Every record must be repeated exactly, with no omission.

-------- PROVIDED INFORMATION

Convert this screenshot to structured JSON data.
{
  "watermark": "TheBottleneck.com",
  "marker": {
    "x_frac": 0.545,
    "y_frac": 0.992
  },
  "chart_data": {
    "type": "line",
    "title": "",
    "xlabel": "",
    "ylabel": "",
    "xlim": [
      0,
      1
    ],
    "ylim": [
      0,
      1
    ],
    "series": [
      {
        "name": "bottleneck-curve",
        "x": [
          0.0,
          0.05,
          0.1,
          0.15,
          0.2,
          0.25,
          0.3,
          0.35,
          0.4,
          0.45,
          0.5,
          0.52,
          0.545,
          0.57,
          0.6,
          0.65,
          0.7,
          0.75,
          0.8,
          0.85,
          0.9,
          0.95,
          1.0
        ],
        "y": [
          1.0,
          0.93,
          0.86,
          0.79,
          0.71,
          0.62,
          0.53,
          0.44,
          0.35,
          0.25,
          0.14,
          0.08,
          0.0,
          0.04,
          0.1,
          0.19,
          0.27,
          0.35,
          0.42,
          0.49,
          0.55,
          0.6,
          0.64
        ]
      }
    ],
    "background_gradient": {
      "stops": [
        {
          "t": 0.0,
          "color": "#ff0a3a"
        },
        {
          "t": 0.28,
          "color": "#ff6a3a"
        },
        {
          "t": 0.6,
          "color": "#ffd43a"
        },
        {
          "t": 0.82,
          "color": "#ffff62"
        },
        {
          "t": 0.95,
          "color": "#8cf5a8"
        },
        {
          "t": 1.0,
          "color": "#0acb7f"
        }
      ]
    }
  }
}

----------------

THE RESULT ▸
Convert this screenshot to structured JSON data.
{
  "watermark": "TheBottleneck.com",
  "marker": {
    "x_frac": 0.545,
    "y_frac": 0.992
  },
  "chart_data": {
    "type": "line",
    "title": "",
    "xlabel": "",
    "ylabel": "",
    "xlim": [
      0,
      1
    ],
    "ylim": [
      0,
      1
    ],
    "series": [
      {
        "name": "bottleneck-curve",
        "x": [
          0.0,
          0.05,
          0.1,
          0.15,
          0.2,
          0.25,
          0.3,
          0.35,
          0.4,
          0.45,
          0.5,
          0.52,
          0.545,
          0.57,
          0.6,
          0.65,
          0.7,
          0.75,
          0.8,
          0.85,
          0.9,
          0.95,
          1.0
        ],
        "y": [
          1.0,
          0.93,
          0.86,
          0.79,
          0.71,
          0.62,
          0.53,
          0.44,
          0.35,
          0.25,
          0.14,
          0.08,
          0.0,
          0.04,
          0.1,
          0.19,
          0.27,
          0.35,
          0.42,
          0.49,
          0.55,
          0.6,
          0.64
        ]
      }
    ],
    "background_gradient": {
      "stops": [
        {
          "t": 0.0,
          "color": "#ff0a3a"
        },
        {
          "t": 0.28,
          "color": "#ff6a3a"
        },
        {
          "t": 0.6,
          "color": "#ffd43a"
        },
        {
          "t": 0.82,
          "color": "#ffff62"
        },
        {
          "t": 0.95,
          "color": "#8cf5a8"
        },
        {
          "t": 1.0,
          "color": "#0acb7f"
        }
      ]
    }
  }
}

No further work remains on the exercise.